Available data:
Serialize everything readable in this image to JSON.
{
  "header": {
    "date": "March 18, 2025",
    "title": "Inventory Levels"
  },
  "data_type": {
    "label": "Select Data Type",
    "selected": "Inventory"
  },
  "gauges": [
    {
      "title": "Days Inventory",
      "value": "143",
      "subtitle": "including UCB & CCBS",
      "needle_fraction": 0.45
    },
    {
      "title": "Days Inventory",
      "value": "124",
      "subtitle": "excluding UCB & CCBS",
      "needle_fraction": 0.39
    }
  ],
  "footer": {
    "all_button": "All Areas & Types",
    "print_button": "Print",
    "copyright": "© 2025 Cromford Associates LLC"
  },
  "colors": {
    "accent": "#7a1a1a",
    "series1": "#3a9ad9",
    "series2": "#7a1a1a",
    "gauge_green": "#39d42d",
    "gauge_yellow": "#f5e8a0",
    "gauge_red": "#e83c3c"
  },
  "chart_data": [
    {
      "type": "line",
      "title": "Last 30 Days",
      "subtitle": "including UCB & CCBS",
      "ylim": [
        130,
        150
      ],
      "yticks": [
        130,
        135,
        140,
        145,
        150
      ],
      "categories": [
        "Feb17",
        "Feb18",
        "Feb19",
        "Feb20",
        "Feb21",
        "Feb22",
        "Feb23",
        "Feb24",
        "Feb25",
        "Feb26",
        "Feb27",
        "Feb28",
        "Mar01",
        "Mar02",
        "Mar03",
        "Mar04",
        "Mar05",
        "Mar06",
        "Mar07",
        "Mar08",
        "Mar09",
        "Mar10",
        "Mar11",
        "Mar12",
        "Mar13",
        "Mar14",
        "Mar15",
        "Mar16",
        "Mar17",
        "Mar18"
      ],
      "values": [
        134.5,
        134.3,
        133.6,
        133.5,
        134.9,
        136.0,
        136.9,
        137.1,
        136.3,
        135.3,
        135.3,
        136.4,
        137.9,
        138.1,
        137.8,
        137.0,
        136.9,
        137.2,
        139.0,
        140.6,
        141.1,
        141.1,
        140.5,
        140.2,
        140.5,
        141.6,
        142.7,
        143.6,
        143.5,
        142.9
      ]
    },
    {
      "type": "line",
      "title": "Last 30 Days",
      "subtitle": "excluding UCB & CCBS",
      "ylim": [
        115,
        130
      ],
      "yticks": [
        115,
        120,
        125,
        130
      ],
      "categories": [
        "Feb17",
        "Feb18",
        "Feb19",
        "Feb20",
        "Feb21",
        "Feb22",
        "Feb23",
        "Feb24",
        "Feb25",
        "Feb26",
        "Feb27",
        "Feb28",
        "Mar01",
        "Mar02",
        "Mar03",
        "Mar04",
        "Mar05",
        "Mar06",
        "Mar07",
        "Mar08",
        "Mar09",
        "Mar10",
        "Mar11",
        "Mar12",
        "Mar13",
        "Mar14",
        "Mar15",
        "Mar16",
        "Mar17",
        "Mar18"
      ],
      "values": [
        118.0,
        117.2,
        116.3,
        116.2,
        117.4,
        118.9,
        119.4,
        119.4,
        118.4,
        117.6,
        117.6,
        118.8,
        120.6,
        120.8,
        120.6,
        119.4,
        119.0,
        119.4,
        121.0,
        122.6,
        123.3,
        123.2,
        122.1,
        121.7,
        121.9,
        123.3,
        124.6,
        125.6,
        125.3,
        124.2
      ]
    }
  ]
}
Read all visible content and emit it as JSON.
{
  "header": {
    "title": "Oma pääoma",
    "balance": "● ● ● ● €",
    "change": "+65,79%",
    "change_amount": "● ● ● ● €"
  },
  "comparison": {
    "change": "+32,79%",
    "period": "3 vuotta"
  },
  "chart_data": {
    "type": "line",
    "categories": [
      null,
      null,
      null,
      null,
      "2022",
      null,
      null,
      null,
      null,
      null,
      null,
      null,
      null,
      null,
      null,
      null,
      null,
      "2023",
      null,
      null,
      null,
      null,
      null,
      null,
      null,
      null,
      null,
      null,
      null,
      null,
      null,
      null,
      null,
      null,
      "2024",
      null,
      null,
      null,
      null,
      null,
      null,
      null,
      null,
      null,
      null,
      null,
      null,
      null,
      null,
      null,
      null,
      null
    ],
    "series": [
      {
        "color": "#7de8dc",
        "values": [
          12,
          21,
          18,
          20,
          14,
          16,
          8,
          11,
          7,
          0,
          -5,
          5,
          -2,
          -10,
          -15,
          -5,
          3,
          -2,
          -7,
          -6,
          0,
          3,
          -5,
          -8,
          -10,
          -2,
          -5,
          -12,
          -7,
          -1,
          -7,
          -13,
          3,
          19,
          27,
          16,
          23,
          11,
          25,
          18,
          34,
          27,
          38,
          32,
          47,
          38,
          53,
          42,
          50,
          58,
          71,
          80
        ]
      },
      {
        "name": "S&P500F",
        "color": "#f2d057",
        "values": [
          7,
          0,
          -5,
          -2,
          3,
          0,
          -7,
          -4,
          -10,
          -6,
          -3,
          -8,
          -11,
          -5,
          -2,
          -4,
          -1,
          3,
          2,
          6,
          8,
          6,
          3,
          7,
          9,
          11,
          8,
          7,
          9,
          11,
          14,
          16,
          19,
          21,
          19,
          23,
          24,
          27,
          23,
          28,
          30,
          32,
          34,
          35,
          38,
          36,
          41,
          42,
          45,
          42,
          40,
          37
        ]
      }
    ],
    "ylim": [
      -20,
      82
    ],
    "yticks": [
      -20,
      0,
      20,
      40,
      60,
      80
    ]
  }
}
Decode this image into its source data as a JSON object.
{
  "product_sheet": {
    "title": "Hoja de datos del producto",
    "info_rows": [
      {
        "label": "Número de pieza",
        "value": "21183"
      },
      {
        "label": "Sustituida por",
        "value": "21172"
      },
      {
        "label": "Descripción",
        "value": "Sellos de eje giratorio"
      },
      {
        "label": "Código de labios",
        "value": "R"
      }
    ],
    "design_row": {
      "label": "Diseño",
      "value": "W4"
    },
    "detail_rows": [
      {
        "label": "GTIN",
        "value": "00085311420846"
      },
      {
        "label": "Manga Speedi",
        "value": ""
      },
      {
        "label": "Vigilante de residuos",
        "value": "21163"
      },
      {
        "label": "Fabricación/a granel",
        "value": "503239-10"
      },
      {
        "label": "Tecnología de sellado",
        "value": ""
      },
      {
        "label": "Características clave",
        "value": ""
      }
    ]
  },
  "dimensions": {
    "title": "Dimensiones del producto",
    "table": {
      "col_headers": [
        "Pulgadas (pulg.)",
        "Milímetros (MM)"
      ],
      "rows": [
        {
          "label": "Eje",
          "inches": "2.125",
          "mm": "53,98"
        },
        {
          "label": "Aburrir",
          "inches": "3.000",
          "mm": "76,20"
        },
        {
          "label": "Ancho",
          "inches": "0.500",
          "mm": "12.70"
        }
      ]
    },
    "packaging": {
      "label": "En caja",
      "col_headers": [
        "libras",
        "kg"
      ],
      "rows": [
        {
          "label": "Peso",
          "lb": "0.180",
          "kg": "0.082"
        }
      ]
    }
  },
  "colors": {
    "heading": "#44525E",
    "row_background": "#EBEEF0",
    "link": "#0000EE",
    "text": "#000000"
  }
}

Task description:
Identify the lines in the entries above that contain "this", then copy them out.

Response:
Serialize everything readable in this image to JSON.
Decode this image into its source data as a JSON object.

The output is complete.